Dataset rows
====================

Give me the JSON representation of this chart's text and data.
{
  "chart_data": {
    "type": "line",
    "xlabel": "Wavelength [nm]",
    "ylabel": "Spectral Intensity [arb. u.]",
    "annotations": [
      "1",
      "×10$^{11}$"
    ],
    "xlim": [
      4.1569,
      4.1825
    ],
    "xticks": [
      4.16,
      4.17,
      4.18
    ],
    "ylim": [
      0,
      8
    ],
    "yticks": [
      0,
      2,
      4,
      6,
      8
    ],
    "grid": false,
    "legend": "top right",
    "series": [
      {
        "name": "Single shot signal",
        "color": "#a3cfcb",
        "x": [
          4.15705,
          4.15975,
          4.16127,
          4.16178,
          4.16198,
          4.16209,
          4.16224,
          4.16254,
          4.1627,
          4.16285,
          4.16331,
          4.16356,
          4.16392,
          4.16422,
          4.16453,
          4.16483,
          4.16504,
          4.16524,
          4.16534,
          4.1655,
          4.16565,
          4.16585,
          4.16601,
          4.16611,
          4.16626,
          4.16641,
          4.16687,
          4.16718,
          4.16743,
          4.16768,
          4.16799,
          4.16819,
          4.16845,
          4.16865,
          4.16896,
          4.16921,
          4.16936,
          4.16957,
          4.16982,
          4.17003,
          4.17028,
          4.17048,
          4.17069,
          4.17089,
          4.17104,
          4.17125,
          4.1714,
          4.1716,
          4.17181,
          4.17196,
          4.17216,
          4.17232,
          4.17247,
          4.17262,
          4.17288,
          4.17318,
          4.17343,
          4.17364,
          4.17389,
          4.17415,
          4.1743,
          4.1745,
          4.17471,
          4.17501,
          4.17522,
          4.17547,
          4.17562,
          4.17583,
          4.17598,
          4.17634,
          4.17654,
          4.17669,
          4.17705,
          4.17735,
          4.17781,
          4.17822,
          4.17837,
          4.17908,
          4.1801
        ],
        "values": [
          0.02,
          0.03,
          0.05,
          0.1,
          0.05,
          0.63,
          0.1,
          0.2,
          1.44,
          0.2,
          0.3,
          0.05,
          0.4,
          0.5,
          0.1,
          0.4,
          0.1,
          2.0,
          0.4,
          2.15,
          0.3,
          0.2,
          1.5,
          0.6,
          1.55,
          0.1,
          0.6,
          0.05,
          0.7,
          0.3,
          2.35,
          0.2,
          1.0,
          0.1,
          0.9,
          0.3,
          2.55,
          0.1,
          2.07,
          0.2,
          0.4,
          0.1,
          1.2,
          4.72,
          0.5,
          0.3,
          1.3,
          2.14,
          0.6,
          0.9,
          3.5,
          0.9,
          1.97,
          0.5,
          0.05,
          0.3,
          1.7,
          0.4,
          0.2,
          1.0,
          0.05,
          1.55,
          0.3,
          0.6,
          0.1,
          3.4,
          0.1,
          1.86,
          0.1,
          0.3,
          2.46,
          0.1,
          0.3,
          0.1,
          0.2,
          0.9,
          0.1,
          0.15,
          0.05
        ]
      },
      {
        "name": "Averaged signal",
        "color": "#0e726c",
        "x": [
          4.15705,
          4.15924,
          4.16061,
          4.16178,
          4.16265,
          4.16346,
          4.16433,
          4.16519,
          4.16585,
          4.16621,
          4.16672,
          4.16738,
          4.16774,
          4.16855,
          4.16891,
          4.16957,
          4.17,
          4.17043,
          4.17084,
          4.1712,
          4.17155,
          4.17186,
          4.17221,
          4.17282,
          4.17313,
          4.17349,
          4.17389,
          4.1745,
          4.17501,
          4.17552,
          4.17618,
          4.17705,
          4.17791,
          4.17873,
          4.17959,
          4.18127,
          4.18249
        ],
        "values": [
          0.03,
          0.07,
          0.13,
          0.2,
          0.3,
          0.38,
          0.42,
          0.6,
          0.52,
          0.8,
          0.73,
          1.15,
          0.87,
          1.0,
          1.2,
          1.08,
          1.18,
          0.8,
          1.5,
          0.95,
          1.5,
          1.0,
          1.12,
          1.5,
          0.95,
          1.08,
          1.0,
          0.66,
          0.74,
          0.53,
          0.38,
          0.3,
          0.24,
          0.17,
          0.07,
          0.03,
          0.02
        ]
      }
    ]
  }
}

====================

▶ Goal
How many lines in the records above contain the word "signal"? Reply with the number alone.

▶ Solution for this exercise
2